- [Objective]:
Retype the following data line for line, with no changes.

================================

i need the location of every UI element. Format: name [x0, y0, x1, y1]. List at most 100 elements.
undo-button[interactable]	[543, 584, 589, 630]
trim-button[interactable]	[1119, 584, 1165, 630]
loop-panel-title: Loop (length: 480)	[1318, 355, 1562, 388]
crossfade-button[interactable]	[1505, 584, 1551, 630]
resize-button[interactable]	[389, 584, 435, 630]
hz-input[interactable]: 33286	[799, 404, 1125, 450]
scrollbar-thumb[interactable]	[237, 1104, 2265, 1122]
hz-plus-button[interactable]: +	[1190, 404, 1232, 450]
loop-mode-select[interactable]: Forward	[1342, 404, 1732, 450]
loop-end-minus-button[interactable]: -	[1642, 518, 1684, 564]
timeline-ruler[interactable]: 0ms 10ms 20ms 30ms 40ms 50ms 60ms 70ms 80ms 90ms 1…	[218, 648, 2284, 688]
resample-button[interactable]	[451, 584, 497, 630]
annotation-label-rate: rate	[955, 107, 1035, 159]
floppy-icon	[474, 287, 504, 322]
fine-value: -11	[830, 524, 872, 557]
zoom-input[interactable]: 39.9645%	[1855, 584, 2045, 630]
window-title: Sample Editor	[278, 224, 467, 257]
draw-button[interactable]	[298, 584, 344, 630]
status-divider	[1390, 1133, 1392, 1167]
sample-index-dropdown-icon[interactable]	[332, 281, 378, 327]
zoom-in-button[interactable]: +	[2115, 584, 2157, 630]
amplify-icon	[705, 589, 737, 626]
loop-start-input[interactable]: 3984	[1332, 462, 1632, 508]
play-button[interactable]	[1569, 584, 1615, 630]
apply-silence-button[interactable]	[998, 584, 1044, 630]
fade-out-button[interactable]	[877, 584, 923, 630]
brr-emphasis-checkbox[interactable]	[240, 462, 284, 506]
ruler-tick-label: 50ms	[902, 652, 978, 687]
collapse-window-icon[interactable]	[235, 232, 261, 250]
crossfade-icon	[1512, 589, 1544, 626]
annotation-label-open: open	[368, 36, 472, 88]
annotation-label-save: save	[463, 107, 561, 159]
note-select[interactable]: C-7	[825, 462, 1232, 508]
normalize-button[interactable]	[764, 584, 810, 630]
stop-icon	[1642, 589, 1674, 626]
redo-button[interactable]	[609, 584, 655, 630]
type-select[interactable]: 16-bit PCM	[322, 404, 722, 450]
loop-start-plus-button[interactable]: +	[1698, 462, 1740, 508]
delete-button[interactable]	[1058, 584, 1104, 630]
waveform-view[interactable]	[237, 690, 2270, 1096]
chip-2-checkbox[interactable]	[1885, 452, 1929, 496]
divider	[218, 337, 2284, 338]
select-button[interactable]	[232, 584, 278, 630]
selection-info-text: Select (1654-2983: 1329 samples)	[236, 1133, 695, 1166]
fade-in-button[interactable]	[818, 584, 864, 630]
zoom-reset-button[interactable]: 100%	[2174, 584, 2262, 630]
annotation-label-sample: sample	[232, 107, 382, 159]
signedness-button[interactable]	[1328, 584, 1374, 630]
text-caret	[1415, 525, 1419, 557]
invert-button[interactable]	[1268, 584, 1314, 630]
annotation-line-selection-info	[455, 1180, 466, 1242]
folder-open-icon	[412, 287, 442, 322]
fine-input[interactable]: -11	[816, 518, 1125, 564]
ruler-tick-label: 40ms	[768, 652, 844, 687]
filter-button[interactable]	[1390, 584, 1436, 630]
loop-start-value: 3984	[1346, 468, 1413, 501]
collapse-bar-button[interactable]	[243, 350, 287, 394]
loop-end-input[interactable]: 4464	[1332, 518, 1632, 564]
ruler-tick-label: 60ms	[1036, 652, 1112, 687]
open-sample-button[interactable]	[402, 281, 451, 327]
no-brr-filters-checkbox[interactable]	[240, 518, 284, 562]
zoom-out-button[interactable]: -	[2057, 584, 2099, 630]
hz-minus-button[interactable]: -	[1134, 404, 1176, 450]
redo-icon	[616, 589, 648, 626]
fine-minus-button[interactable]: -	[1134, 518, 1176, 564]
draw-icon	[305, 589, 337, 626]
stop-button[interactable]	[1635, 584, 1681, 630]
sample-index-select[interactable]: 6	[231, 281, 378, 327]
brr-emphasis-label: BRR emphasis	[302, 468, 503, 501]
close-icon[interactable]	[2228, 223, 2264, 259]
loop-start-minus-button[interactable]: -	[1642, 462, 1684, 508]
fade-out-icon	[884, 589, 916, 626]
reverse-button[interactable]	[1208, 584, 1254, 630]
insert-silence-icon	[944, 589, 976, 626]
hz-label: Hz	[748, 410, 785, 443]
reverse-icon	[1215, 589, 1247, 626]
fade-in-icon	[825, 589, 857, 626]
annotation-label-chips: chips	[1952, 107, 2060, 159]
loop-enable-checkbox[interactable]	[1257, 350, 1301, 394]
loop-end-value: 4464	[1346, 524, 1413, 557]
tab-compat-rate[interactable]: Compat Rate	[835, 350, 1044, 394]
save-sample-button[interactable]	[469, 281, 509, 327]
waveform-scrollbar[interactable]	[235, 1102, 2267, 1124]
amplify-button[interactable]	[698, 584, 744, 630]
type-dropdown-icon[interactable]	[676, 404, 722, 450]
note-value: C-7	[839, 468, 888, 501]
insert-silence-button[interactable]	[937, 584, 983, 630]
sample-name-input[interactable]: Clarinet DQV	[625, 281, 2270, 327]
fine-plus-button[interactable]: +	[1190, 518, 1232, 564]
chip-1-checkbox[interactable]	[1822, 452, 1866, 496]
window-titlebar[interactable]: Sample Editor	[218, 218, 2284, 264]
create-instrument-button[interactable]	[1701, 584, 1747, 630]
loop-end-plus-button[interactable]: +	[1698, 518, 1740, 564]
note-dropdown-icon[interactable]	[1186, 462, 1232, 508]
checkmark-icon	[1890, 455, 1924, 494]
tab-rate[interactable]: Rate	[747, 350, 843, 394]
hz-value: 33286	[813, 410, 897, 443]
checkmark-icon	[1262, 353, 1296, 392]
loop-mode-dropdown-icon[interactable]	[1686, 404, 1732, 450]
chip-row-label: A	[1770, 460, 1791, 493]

================================

- [Output]:
i need the location of every UI element. Format: name [x0, y0, x1, y1]. List at most 100 elements.
undo-button[interactable]	[543, 584, 589, 630]
trim-button[interactable]	[1119, 584, 1165, 630]
loop-panel-title: Loop (length: 480)	[1318, 355, 1562, 388]
crossfade-button[interactable]	[1505, 584, 1551, 630]
resize-button[interactable]	[389, 584, 435, 630]
hz-input[interactable]: 33286	[799, 404, 1125, 450]
scrollbar-thumb[interactable]	[237, 1104, 2265, 1122]
hz-plus-button[interactable]: +	[1190, 404, 1232, 450]
loop-mode-select[interactable]: Forward	[1342, 404, 1732, 450]
loop-end-minus-button[interactable]: -	[1642, 518, 1684, 564]
timeline-ruler[interactable]: 0ms 10ms 20ms 30ms 40ms 50ms 60ms 70ms 80ms 90ms 1…	[218, 648, 2284, 688]
resample-button[interactable]	[451, 584, 497, 630]
annotation-label-rate: rate	[955, 107, 1035, 159]
floppy-icon	[474, 287, 504, 322]
fine-value: -11	[830, 524, 872, 557]
zoom-input[interactable]: 39.9645%	[1855, 584, 2045, 630]
window-title: Sample Editor	[278, 224, 467, 257]
draw-button[interactable]	[298, 584, 344, 630]
status-divider	[1390, 1133, 1392, 1167]
sample-index-dropdown-icon[interactable]	[332, 281, 378, 327]
zoom-in-button[interactable]: +	[2115, 584, 2157, 630]
amplify-icon	[705, 589, 737, 626]
loop-start-input[interactable]: 3984	[1332, 462, 1632, 508]
play-button[interactable]	[1569, 584, 1615, 630]
apply-silence-button[interactable]	[998, 584, 1044, 630]
fade-out-button[interactable]	[877, 584, 923, 630]
brr-emphasis-checkbox[interactable]	[240, 462, 284, 506]
ruler-tick-label: 50ms	[902, 652, 978, 687]
collapse-window-icon[interactable]	[235, 232, 261, 250]
crossfade-icon	[1512, 589, 1544, 626]
annotation-label-open: open	[368, 36, 472, 88]
annotation-label-save: save	[463, 107, 561, 159]
note-select[interactable]: C-7	[825, 462, 1232, 508]
normalize-button[interactable]	[764, 584, 810, 630]
stop-icon	[1642, 589, 1674, 626]
redo-button[interactable]	[609, 584, 655, 630]
type-select[interactable]: 16-bit PCM	[322, 404, 722, 450]
loop-start-plus-button[interactable]: +	[1698, 462, 1740, 508]
delete-button[interactable]	[1058, 584, 1104, 630]
waveform-view[interactable]	[237, 690, 2270, 1096]
chip-2-checkbox[interactable]	[1885, 452, 1929, 496]
divider	[218, 337, 2284, 338]
select-button[interactable]	[232, 584, 278, 630]
selection-info-text: Select (1654-2983: 1329 samples)	[236, 1133, 695, 1166]
fade-in-button[interactable]	[818, 584, 864, 630]
zoom-reset-button[interactable]: 100%	[2174, 584, 2262, 630]
annotation-label-sample: sample	[232, 107, 382, 159]
signedness-button[interactable]	[1328, 584, 1374, 630]
text-caret	[1415, 525, 1419, 557]
invert-button[interactable]	[1268, 584, 1314, 630]
annotation-line-selection-info	[455, 1180, 466, 1242]
folder-open-icon	[412, 287, 442, 322]
fine-input[interactable]: -11	[816, 518, 1125, 564]
ruler-tick-label: 40ms	[768, 652, 844, 687]
filter-button[interactable]	[1390, 584, 1436, 630]
loop-start-value: 3984	[1346, 468, 1413, 501]
collapse-bar-button[interactable]	[243, 350, 287, 394]
loop-end-input[interactable]: 4464	[1332, 518, 1632, 564]
ruler-tick-label: 60ms	[1036, 652, 1112, 687]
open-sample-button[interactable]	[402, 281, 451, 327]
no-brr-filters-checkbox[interactable]	[240, 518, 284, 562]
zoom-out-button[interactable]: -	[2057, 584, 2099, 630]
hz-minus-button[interactable]: -	[1134, 404, 1176, 450]
redo-icon	[616, 589, 648, 626]
fine-minus-button[interactable]: -	[1134, 518, 1176, 564]
draw-icon	[305, 589, 337, 626]
stop-button[interactable]	[1635, 584, 1681, 630]
sample-index-select[interactable]: 6	[231, 281, 378, 327]
brr-emphasis-label: BRR emphasis	[302, 468, 503, 501]
close-icon[interactable]	[2228, 223, 2264, 259]
loop-start-minus-button[interactable]: -	[1642, 462, 1684, 508]
fade-out-icon	[884, 589, 916, 626]
reverse-button[interactable]	[1208, 584, 1254, 630]
insert-silence-icon	[944, 589, 976, 626]
hz-label: Hz	[748, 410, 785, 443]
reverse-icon	[1215, 589, 1247, 626]
fade-in-icon	[825, 589, 857, 626]
annotation-label-chips: chips	[1952, 107, 2060, 159]
loop-enable-checkbox[interactable]	[1257, 350, 1301, 394]
loop-end-value: 4464	[1346, 524, 1413, 557]
tab-compat-rate[interactable]: Compat Rate	[835, 350, 1044, 394]
save-sample-button[interactable]	[469, 281, 509, 327]
waveform-scrollbar[interactable]	[235, 1102, 2267, 1124]
amplify-button[interactable]	[698, 584, 744, 630]
type-dropdown-icon[interactable]	[676, 404, 722, 450]
note-value: C-7	[839, 468, 888, 501]
insert-silence-button[interactable]	[937, 584, 983, 630]
sample-name-input[interactable]: Clarinet DQV	[625, 281, 2270, 327]
fine-plus-button[interactable]: +	[1190, 518, 1232, 564]
chip-1-checkbox[interactable]	[1822, 452, 1866, 496]
window-titlebar[interactable]: Sample Editor	[218, 218, 2284, 264]
create-instrument-button[interactable]	[1701, 584, 1747, 630]
loop-end-plus-button[interactable]: +	[1698, 518, 1740, 564]
note-dropdown-icon[interactable]	[1186, 462, 1232, 508]
checkmark-icon	[1890, 455, 1924, 494]
tab-rate[interactable]: Rate	[747, 350, 843, 394]
hz-value: 33286	[813, 410, 897, 443]
checkmark-icon	[1262, 353, 1296, 392]
loop-mode-dropdown-icon[interactable]	[1686, 404, 1732, 450]
chip-row-label: A	[1770, 460, 1791, 493]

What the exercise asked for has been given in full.